--- Stated problem ---
Locate the word "label" in the entries below, then gather every line that holds it.

------------------------------------

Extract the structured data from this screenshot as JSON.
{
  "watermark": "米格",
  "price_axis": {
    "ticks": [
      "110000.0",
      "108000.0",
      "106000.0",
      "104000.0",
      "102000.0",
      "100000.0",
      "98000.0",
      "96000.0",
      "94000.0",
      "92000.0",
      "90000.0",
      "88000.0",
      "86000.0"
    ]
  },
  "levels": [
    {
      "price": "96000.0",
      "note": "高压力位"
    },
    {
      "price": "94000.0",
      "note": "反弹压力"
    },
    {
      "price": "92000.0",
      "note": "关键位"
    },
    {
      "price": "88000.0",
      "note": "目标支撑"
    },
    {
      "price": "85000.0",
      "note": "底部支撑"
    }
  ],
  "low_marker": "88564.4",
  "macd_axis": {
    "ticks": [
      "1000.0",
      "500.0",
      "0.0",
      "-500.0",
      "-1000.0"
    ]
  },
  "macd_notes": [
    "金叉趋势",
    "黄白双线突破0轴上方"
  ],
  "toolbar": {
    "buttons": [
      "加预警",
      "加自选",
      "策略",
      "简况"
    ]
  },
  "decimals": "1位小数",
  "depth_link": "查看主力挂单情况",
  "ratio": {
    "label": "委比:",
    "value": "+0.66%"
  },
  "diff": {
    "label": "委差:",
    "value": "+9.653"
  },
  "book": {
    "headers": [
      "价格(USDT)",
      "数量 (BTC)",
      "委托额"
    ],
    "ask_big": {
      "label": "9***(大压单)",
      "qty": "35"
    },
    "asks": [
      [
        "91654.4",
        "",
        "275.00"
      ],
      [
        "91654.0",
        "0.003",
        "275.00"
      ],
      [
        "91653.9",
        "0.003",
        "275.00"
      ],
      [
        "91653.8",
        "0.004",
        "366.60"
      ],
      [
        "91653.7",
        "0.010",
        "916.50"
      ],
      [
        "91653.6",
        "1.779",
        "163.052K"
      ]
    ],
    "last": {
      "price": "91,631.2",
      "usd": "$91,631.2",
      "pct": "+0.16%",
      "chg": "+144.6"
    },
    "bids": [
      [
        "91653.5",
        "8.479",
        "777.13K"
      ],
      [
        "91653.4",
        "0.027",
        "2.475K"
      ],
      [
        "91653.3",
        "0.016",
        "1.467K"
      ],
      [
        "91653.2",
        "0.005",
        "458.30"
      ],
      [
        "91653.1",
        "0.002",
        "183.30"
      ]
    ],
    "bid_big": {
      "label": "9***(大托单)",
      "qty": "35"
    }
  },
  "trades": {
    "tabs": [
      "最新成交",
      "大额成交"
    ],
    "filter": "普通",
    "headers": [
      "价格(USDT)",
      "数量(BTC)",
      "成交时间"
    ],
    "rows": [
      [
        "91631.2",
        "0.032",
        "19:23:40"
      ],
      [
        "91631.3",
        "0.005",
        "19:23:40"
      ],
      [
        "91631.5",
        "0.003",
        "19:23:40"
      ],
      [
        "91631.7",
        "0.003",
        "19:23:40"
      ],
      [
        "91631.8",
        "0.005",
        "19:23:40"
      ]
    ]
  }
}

------------------------------------

--- Exercise response ---
    "label": "委比:",
    "label": "委差:",
      "label": "9***(大压单)",
      "label": "9***(大托单)",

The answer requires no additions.